▶ _WRITTEN EXERCISE_
Reproduce the listing verbatim.

▶ _RECORDED DATA_
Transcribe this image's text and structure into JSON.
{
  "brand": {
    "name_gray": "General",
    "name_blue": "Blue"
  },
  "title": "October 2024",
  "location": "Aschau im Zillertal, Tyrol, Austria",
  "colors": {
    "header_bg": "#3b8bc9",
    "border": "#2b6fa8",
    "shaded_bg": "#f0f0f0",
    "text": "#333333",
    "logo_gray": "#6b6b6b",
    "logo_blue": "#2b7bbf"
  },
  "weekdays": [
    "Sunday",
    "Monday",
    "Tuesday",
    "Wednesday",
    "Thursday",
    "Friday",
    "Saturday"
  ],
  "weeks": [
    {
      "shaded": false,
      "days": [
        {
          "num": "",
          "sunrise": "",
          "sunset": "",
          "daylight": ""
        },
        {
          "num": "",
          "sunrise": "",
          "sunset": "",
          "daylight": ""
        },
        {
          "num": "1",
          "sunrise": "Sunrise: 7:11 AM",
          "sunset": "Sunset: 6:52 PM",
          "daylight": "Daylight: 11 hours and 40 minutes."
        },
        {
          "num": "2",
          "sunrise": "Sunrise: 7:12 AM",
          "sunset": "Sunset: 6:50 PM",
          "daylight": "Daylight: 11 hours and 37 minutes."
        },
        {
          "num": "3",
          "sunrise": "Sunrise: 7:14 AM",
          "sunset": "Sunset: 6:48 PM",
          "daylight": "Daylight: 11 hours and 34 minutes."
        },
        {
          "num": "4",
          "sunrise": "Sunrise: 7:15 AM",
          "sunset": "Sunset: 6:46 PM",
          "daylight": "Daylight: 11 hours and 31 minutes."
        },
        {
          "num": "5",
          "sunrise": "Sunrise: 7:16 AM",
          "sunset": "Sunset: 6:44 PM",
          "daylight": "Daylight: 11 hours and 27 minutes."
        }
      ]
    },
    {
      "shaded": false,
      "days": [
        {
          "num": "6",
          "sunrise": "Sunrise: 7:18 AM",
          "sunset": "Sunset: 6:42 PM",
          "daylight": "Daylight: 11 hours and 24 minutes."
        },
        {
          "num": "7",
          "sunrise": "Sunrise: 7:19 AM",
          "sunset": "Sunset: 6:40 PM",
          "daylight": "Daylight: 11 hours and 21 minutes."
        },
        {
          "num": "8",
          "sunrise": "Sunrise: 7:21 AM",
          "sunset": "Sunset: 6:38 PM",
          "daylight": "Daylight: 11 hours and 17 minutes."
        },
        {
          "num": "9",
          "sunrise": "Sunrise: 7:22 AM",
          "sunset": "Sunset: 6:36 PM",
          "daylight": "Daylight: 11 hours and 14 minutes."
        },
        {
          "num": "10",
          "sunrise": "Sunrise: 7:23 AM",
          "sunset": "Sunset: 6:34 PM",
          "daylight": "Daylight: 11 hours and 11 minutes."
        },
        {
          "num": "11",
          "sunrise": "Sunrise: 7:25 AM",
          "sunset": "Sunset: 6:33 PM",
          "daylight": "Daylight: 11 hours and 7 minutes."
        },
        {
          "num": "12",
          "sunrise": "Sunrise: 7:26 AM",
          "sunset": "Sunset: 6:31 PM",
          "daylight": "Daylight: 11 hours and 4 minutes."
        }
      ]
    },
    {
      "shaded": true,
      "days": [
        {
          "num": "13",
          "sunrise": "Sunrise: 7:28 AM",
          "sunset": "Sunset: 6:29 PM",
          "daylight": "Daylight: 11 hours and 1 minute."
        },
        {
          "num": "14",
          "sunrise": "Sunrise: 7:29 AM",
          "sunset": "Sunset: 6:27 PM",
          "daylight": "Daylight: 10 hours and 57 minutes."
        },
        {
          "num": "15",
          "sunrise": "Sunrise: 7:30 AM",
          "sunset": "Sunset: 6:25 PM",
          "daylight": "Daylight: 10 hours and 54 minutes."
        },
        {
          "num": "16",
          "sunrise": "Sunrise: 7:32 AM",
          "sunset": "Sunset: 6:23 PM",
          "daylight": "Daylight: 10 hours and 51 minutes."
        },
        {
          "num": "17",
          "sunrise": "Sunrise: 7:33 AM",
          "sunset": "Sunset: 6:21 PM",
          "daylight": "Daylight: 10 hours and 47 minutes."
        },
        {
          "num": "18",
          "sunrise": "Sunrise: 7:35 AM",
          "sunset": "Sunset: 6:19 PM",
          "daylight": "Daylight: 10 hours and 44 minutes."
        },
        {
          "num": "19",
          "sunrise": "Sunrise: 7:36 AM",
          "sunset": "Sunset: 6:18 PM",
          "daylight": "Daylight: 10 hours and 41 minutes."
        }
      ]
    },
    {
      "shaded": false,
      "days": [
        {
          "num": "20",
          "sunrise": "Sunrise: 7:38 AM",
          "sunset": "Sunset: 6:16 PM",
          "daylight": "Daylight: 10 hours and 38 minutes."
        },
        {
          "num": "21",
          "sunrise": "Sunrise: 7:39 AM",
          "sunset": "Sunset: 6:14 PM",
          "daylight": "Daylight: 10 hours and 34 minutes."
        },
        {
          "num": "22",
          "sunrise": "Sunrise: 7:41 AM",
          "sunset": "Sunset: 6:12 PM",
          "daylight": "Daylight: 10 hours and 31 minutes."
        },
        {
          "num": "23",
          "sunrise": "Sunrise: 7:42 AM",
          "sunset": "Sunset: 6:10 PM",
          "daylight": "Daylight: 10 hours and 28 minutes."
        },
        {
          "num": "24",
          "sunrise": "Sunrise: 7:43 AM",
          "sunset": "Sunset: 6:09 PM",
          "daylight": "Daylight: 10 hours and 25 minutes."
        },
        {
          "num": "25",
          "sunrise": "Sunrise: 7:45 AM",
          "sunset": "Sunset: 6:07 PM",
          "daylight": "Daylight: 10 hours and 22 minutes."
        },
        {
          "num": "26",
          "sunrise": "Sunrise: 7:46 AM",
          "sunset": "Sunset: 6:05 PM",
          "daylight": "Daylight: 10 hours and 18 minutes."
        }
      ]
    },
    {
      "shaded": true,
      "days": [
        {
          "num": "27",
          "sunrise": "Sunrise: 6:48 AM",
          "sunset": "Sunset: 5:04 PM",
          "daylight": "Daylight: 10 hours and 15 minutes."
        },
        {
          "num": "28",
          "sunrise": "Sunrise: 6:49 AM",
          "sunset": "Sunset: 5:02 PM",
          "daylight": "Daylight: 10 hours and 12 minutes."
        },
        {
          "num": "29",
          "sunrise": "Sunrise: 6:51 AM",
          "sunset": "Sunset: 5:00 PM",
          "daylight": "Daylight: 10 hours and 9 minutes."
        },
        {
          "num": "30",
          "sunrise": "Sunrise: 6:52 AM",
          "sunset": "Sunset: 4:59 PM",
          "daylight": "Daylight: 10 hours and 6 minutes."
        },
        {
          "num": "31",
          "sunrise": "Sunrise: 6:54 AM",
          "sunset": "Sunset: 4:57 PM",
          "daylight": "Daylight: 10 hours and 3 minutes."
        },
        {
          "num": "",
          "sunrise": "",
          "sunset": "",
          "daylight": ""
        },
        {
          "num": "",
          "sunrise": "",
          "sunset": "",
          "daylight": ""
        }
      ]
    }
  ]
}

▶ _RESPONSE TO THIS EXERCISE_
Transcribe this image's text and structure into JSON.
{
  "brand": {
    "name_gray": "General",
    "name_blue": "Blue"
  },
  "title": "October 2024",
  "location": "Aschau im Zillertal, Tyrol, Austria",
  "colors": {
    "header_bg": "#3b8bc9",
    "border": "#2b6fa8",
    "shaded_bg": "#f0f0f0",
    "text": "#333333",
    "logo_gray": "#6b6b6b",
    "logo_blue": "#2b7bbf"
  },
  "weekdays": [
    "Sunday",
    "Monday",
    "Tuesday",
    "Wednesday",
    "Thursday",
    "Friday",
    "Saturday"
  ],
  "weeks": [
    {
      "shaded": false,
      "days": [
        {
          "num": "",
          "sunrise": "",
          "sunset": "",
          "daylight": ""
        },
        {
          "num": "",
          "sunrise": "",
          "sunset": "",
          "daylight": ""
        },
        {
          "num": "1",
          "sunrise": "Sunrise: 7:11 AM",
          "sunset": "Sunset: 6:52 PM",
          "daylight": "Daylight: 11 hours and 40 minutes."
        },
        {
          "num": "2",
          "sunrise": "Sunrise: 7:12 AM",
          "sunset": "Sunset: 6:50 PM",
          "daylight": "Daylight: 11 hours and 37 minutes."
        },
        {
          "num": "3",
          "sunrise": "Sunrise: 7:14 AM",
          "sunset": "Sunset: 6:48 PM",
          "daylight": "Daylight: 11 hours and 34 minutes."
        },
        {
          "num": "4",
          "sunrise": "Sunrise: 7:15 AM",
          "sunset": "Sunset: 6:46 PM",
          "daylight": "Daylight: 11 hours and 31 minutes."
        },
        {
          "num": "5",
          "sunrise": "Sunrise: 7:16 AM",
          "sunset": "Sunset: 6:44 PM",
          "daylight": "Daylight: 11 hours and 27 minutes."
        }
      ]
    },
    {
      "shaded": false,
      "days": [
        {
          "num": "6",
          "sunrise": "Sunrise: 7:18 AM",
          "sunset": "Sunset: 6:42 PM",
          "daylight": "Daylight: 11 hours and 24 minutes."
        },
        {
          "num": "7",
          "sunrise": "Sunrise: 7:19 AM",
          "sunset": "Sunset: 6:40 PM",
          "daylight": "Daylight: 11 hours and 21 minutes."
        },
        {
          "num": "8",
          "sunrise": "Sunrise: 7:21 AM",
          "sunset": "Sunset: 6:38 PM",
          "daylight": "Daylight: 11 hours and 17 minutes."
        },
        {
          "num": "9",
          "sunrise": "Sunrise: 7:22 AM",
          "sunset": "Sunset: 6:36 PM",
          "daylight": "Daylight: 11 hours and 14 minutes."
        },
        {
          "num": "10",
          "sunrise": "Sunrise: 7:23 AM",
          "sunset": "Sunset: 6:34 PM",
          "daylight": "Daylight: 11 hours and 11 minutes."
        },
        {
          "num": "11",
          "sunrise": "Sunrise: 7:25 AM",
          "sunset": "Sunset: 6:33 PM",
          "daylight": "Daylight: 11 hours and 7 minutes."
        },
        {
          "num": "12",
          "sunrise": "Sunrise: 7:26 AM",
          "sunset": "Sunset: 6:31 PM",
          "daylight": "Daylight: 11 hours and 4 minutes."
        }
      ]
    },
    {
      "shaded": true,
      "days": [
        {
          "num": "13",
          "sunrise": "Sunrise: 7:28 AM",
          "sunset": "Sunset: 6:29 PM",
          "daylight": "Daylight: 11 hours and 1 minute."
        },
        {
          "num": "14",
          "sunrise": "Sunrise: 7:29 AM",
          "sunset": "Sunset: 6:27 PM",
          "daylight": "Daylight: 10 hours and 57 minutes."
        },
        {
          "num": "15",
          "sunrise": "Sunrise: 7:30 AM",
          "sunset": "Sunset: 6:25 PM",
          "daylight": "Daylight: 10 hours and 54 minutes."
        },
        {
          "num": "16",
          "sunrise": "Sunrise: 7:32 AM",
          "sunset": "Sunset: 6:23 PM",
          "daylight": "Daylight: 10 hours and 51 minutes."
        },
        {
          "num": "17",
          "sunrise": "Sunrise: 7:33 AM",
          "sunset": "Sunset: 6:21 PM",
          "daylight": "Daylight: 10 hours and 47 minutes."
        },
        {
          "num": "18",
          "sunrise": "Sunrise: 7:35 AM",
          "sunset": "Sunset: 6:19 PM",
          "daylight": "Daylight: 10 hours and 44 minutes."
        },
        {
          "num": "19",
          "sunrise": "Sunrise: 7:36 AM",
          "sunset": "Sunset: 6:18 PM",
          "daylight": "Daylight: 10 hours and 41 minutes."
        }
      ]
    },
    {
      "shaded": false,
      "days": [
        {
          "num": "20",
          "sunrise": "Sunrise: 7:38 AM",
          "sunset": "Sunset: 6:16 PM",
          "daylight": "Daylight: 10 hours and 38 minutes."
        },
        {
          "num": "21",
          "sunrise": "Sunrise: 7:39 AM",
          "sunset": "Sunset: 6:14 PM",
          "daylight": "Daylight: 10 hours and 34 minutes."
        },
        {
          "num": "22",
          "sunrise": "Sunrise: 7:41 AM",
          "sunset": "Sunset: 6:12 PM",
          "daylight": "Daylight: 10 hours and 31 minutes."
        },
        {
          "num": "23",
          "sunrise": "Sunrise: 7:42 AM",
          "sunset": "Sunset: 6:10 PM",
          "daylight": "Daylight: 10 hours and 28 minutes."
        },
        {
          "num": "24",
          "sunrise": "Sunrise: 7:43 AM",
          "sunset": "Sunset: 6:09 PM",
          "daylight": "Daylight: 10 hours and 25 minutes."
        },
        {
          "num": "25",
          "sunrise": "Sunrise: 7:45 AM",
          "sunset": "Sunset: 6:07 PM",
          "daylight": "Daylight: 10 hours and 22 minutes."
        },
        {
          "num": "26",
          "sunrise": "Sunrise: 7:46 AM",
          "sunset": "Sunset: 6:05 PM",
          "daylight": "Daylight: 10 hours and 18 minutes."
        }
      ]
    },
    {
      "shaded": true,
      "days": [
        {
          "num": "27",
          "sunrise": "Sunrise: 6:48 AM",
          "sunset": "Sunset: 5:04 PM",
          "daylight": "Daylight: 10 hours and 15 minutes."
        },
        {
          "num": "28",
          "sunrise": "Sunrise: 6:49 AM",
          "sunset": "Sunset: 5:02 PM",
          "daylight": "Daylight: 10 hours and 12 minutes."
        },
        {
          "num": "29",
          "sunrise": "Sunrise: 6:51 AM",
          "sunset": "Sunset: 5:00 PM",
          "daylight": "Daylight: 10 hours and 9 minutes."
        },
        {
          "num": "30",
          "sunrise": "Sunrise: 6:52 AM",
          "sunset": "Sunset: 4:59 PM",
          "daylight": "Daylight: 10 hours and 6 minutes."
        },
        {
          "num": "31",
          "sunrise": "Sunrise: 6:54 AM",
          "sunset": "Sunset: 4:57 PM",
          "daylight": "Daylight: 10 hours and 3 minutes."
        },
        {
          "num": "",
          "sunrise": "",
          "sunset": "",
          "daylight": ""
        },
        {
          "num": "",
          "sunrise": "",
          "sunset": "",
          "daylight": ""
        }
      ]
    }
  ]
}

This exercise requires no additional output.